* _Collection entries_
---

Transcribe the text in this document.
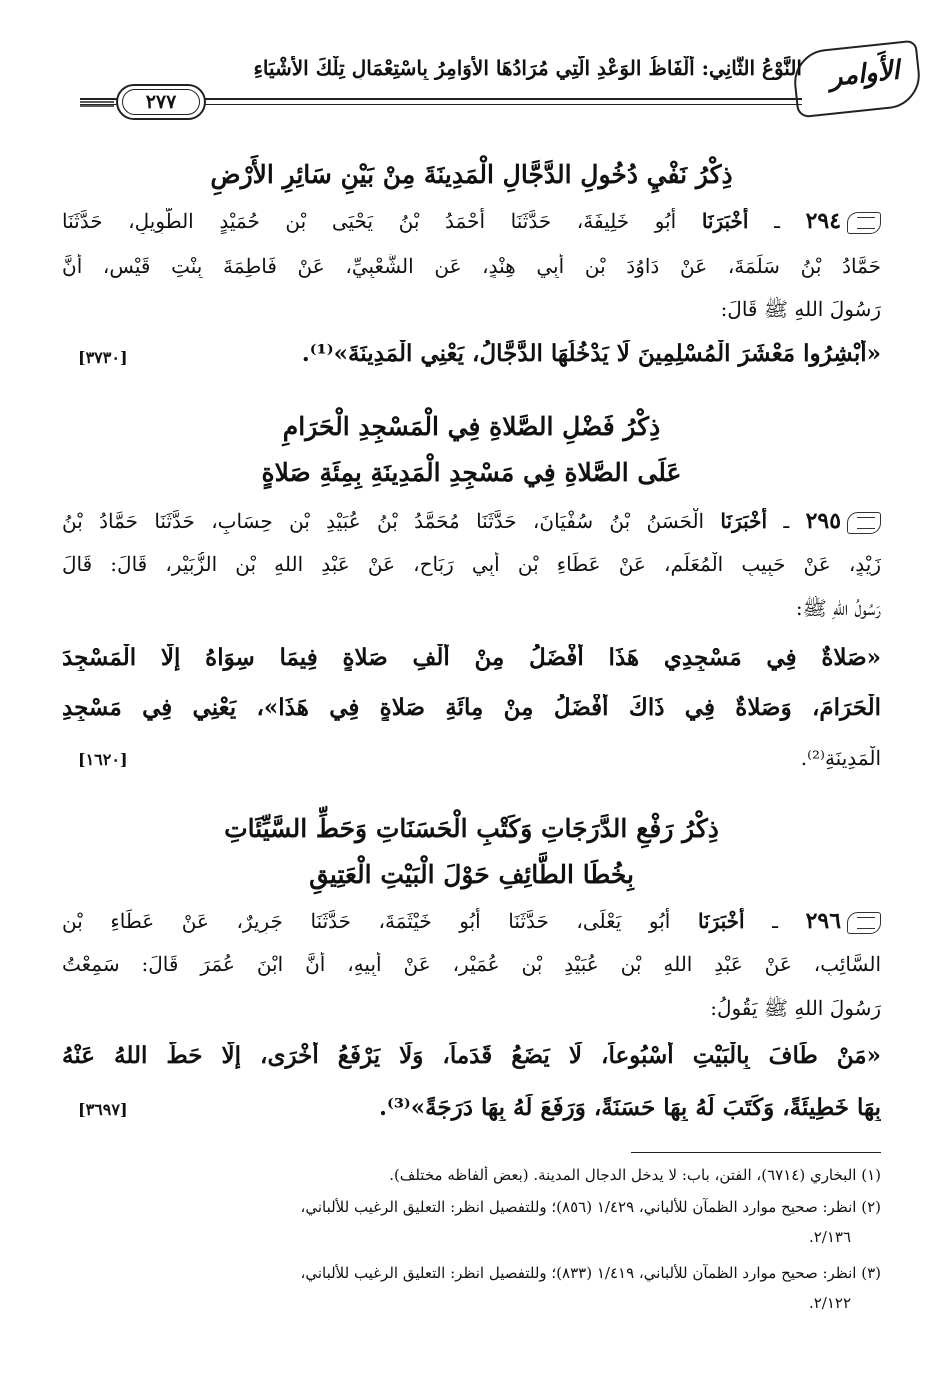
الأَوامر
النَّوْعُ الثَّانِي: أَلْفَاظُ الوَعْدِ الَّتِي مُرَادُهَا الأَوَامِرُ بِاسْتِعْمَالِ تِلْكَ الأَشْيَاءِ
٢٧٧
ذِكْرُ نَفْيِ دُخُولِ الدَّجَّالِ الْمَدِينَةَ مِنْ بَيْنِ سَائِرِ الأَرْضِ
٢٩٤ ـ أَخْبَرَنَا أَبُو خَلِيفَةَ، حَدَّثَنَا أَحْمَدُ بْنُ يَحْيَى بْنِ حُمَيْدٍ الطَّوِيلِ، حَدَّثَنَا
حَمَّادُ بْنُ سَلَمَةَ، عَنْ دَاوُدَ بْنِ أَبِي هِنْدٍ، عَنِ الشَّعْبِيِّ، عَنْ فَاطِمَةَ بِنْتِ قَيْسٍ، أَنَّ
رَسُولَ اللهِ ﷺ قَالَ:
«أَبْشِرُوا مَعْشَرَ الْمُسْلِمِينَ لَا يَدْخُلُهَا الدَّجَّالُ، يَعْنِي الْمَدِينَةَ»⁽¹⁾.
[٣٧٣٠]
ذِكْرُ فَضْلِ الصَّلاةِ فِي الْمَسْجِدِ الْحَرَامِ
عَلَى الصَّلاةِ فِي مَسْجِدِ الْمَدِينَةِ بِمِئَةِ صَلاةٍ
٢٩٥ ـ أَخْبَرَنَا الْحَسَنُ بْنُ سُفْيَانَ، حَدَّثَنَا مُحَمَّدُ بْنُ عُبَيْدِ بْنِ حِسَابٍ، حَدَّثَنَا حَمَّادُ بْنُ
زَيْدٍ، عَنْ حَبِيبٍ الْمُعَلِّمِ، عَنْ عَطَاءِ بْنِ أَبِي رَبَاحٍ، عَنْ عَبْدِ اللهِ بْنِ الزُّبَيْرِ، قَالَ: قَالَ
رَسُولُ اللهِ ﷺ:
«صَلاةٌ فِي مَسْجِدِي هَذَا أَفْضَلُ مِنْ أَلْفِ صَلاةٍ فِيمَا سِوَاهُ إِلَّا الْمَسْجِدَ
الْحَرَامَ، وَصَلاةٌ فِي ذَاكَ أَفْضَلُ مِنْ مِائَةِ صَلاةٍ فِي هَذَا»، يَعْنِي فِي مَسْجِدِ
الْمَدِينَةِ⁽²⁾.
[١٦٢٠]
ذِكْرُ رَفْعِ الدَّرَجَاتِ وَكَتْبِ الْحَسَنَاتِ وَحَطِّ السَّيِّئَاتِ
بِخُطَا الطَّائِفِ حَوْلَ الْبَيْتِ الْعَتِيقِ
٢٩٦ ـ أَخْبَرَنَا أَبُو يَعْلَى، حَدَّثَنَا أَبُو خَيْثَمَةَ، حَدَّثَنَا جَرِيرٌ، عَنْ عَطَاءِ بْنِ
السَّائِبِ، عَنْ عَبْدِ اللهِ بْنِ عُبَيْدِ بْنِ عُمَيْرٍ، عَنْ أَبِيهِ، أَنَّ ابْنَ عُمَرَ قَالَ: سَمِعْتُ
رَسُولَ اللهِ ﷺ يَقُولُ:
«مَنْ طَافَ بِالْبَيْتِ أُسْبُوعاً، لَا يَضَعُ قَدَماً، وَلَا يَرْفَعُ أُخْرَى، إِلَّا حَطَّ اللهُ عَنْهُ
بِهَا خَطِيئَةً، وَكَتَبَ لَهُ بِهَا حَسَنَةً، وَرَفَعَ لَهُ بِهَا دَرَجَةً»⁽³⁾.
[٣٦٩٧]
(١) البخاري (٦٧١٤)، الفتن، باب: لا يدخل الدجال المدينة. (بعض ألفاظه مختلف).
(٢) انظر: صحيح موارد الظمآن للألباني، ١/٤٢٩ (٨٥٦)؛ وللتفصيل انظر: التعليق الرغيب للألباني،
٢/١٣٦.
(٣) انظر: صحيح موارد الظمآن للألباني، ١/٤١٩ (٨٣٣)؛ وللتفصيل انظر: التعليق الرغيب للألباني،
٢/١٢٢.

---

* _Problem details_
Leave out all images, then reproduce the entries above exactly.

* _Reply to the task_
Transcribe the text in this document.
الأَوامر
النَّوْعُ الثَّانِي: أَلْفَاظُ الوَعْدِ الَّتِي مُرَادُهَا الأَوَامِرُ بِاسْتِعْمَالِ تِلْكَ الأَشْيَاءِ
٢٧٧
ذِكْرُ نَفْيِ دُخُولِ الدَّجَّالِ الْمَدِينَةَ مِنْ بَيْنِ سَائِرِ الأَرْضِ
٢٩٤ ـ أَخْبَرَنَا أَبُو خَلِيفَةَ، حَدَّثَنَا أَحْمَدُ بْنُ يَحْيَى بْنِ حُمَيْدٍ الطَّوِيلِ، حَدَّثَنَا
حَمَّادُ بْنُ سَلَمَةَ، عَنْ دَاوُدَ بْنِ أَبِي هِنْدٍ، عَنِ الشَّعْبِيِّ، عَنْ فَاطِمَةَ بِنْتِ قَيْسٍ، أَنَّ
رَسُولَ اللهِ ﷺ قَالَ:
«أَبْشِرُوا مَعْشَرَ الْمُسْلِمِينَ لَا يَدْخُلُهَا الدَّجَّالُ، يَعْنِي الْمَدِينَةَ»⁽¹⁾.
[٣٧٣٠]
ذِكْرُ فَضْلِ الصَّلاةِ فِي الْمَسْجِدِ الْحَرَامِ
عَلَى الصَّلاةِ فِي مَسْجِدِ الْمَدِينَةِ بِمِئَةِ صَلاةٍ
٢٩٥ ـ أَخْبَرَنَا الْحَسَنُ بْنُ سُفْيَانَ، حَدَّثَنَا مُحَمَّدُ بْنُ عُبَيْدِ بْنِ حِسَابٍ، حَدَّثَنَا حَمَّادُ بْنُ
زَيْدٍ، عَنْ حَبِيبٍ الْمُعَلِّمِ، عَنْ عَطَاءِ بْنِ أَبِي رَبَاحٍ، عَنْ عَبْدِ اللهِ بْنِ الزُّبَيْرِ، قَالَ: قَالَ
رَسُولُ اللهِ ﷺ:
«صَلاةٌ فِي مَسْجِدِي هَذَا أَفْضَلُ مِنْ أَلْفِ صَلاةٍ فِيمَا سِوَاهُ إِلَّا الْمَسْجِدَ
الْحَرَامَ، وَصَلاةٌ فِي ذَاكَ أَفْضَلُ مِنْ مِائَةِ صَلاةٍ فِي هَذَا»، يَعْنِي فِي مَسْجِدِ
الْمَدِينَةِ⁽²⁾.
[١٦٢٠]
ذِكْرُ رَفْعِ الدَّرَجَاتِ وَكَتْبِ الْحَسَنَاتِ وَحَطِّ السَّيِّئَاتِ
بِخُطَا الطَّائِفِ حَوْلَ الْبَيْتِ الْعَتِيقِ
٢٩٦ ـ أَخْبَرَنَا أَبُو يَعْلَى، حَدَّثَنَا أَبُو خَيْثَمَةَ، حَدَّثَنَا جَرِيرٌ، عَنْ عَطَاءِ بْنِ
السَّائِبِ، عَنْ عَبْدِ اللهِ بْنِ عُبَيْدِ بْنِ عُمَيْرٍ، عَنْ أَبِيهِ، أَنَّ ابْنَ عُمَرَ قَالَ: سَمِعْتُ
رَسُولَ اللهِ ﷺ يَقُولُ:
«مَنْ طَافَ بِالْبَيْتِ أُسْبُوعاً، لَا يَضَعُ قَدَماً، وَلَا يَرْفَعُ أُخْرَى، إِلَّا حَطَّ اللهُ عَنْهُ
بِهَا خَطِيئَةً، وَكَتَبَ لَهُ بِهَا حَسَنَةً، وَرَفَعَ لَهُ بِهَا دَرَجَةً»⁽³⁾.
[٣٦٩٧]
(١) البخاري (٦٧١٤)، الفتن، باب: لا يدخل الدجال المدينة. (بعض ألفاظه مختلف).
(٢) انظر: صحيح موارد الظمآن للألباني، ١/٤٢٩ (٨٥٦)؛ وللتفصيل انظر: التعليق الرغيب للألباني،
٢/١٣٦.
(٣) انظر: صحيح موارد الظمآن للألباني، ١/٤١٩ (٨٣٣)؛ وللتفصيل انظر: التعليق الرغيب للألباني،
٢/١٢٢.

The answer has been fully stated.